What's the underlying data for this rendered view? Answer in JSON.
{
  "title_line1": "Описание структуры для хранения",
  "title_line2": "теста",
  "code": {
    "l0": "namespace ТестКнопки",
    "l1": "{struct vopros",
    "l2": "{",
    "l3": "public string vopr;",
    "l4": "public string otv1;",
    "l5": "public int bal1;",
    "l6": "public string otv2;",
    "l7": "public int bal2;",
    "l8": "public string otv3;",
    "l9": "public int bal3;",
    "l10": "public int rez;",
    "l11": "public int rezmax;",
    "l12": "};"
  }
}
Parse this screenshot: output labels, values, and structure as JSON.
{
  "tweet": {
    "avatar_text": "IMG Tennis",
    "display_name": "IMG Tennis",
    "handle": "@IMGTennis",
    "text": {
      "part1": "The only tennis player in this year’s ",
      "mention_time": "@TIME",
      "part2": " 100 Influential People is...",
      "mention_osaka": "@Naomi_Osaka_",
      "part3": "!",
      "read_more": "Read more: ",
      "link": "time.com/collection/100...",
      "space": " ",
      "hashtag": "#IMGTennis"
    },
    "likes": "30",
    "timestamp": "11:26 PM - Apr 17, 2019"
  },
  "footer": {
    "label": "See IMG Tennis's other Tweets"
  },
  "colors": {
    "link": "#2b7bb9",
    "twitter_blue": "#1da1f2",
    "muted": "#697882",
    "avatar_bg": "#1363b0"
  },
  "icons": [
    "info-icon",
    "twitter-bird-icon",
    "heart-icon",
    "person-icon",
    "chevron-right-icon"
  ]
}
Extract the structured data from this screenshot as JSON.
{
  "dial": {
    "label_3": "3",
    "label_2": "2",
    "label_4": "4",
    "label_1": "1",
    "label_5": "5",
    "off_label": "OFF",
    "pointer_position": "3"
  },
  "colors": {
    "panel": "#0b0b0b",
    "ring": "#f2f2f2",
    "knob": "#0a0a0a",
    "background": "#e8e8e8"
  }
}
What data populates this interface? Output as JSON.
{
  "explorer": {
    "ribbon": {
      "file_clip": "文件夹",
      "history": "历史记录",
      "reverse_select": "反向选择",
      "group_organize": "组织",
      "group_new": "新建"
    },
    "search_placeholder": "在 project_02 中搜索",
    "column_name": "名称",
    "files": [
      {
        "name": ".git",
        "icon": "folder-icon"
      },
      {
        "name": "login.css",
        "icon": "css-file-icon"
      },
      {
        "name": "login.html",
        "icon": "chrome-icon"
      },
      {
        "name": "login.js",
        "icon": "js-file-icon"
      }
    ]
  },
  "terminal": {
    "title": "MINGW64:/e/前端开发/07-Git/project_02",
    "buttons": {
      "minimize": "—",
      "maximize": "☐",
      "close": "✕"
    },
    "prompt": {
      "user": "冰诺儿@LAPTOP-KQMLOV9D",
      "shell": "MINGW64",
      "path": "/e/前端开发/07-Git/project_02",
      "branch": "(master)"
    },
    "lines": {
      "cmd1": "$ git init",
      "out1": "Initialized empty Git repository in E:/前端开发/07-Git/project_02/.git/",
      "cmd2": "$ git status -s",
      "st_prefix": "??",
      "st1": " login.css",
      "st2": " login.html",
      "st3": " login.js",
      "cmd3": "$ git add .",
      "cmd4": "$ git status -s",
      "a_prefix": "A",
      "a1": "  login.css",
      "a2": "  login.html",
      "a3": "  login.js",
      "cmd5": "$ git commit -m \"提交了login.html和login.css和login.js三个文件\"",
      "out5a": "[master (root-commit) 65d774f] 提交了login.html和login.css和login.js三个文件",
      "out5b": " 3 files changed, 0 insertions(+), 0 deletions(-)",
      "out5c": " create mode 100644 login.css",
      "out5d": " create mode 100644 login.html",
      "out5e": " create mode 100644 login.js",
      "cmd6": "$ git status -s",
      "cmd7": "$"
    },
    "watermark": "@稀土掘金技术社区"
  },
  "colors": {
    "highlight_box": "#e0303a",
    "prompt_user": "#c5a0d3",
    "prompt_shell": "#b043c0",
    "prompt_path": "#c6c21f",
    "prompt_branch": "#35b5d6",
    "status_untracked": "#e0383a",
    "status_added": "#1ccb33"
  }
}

------------------------------

Task description: Out of the material above, select every line that holds the string "JSON".

Written answer:
What's the underlying data for this rendered view? Answer in JSON.
Parse this screenshot: output labels, values, and structure as JSON.
Extract the structured data from this screenshot as JSON.
What data populates this interface? Output as JSON.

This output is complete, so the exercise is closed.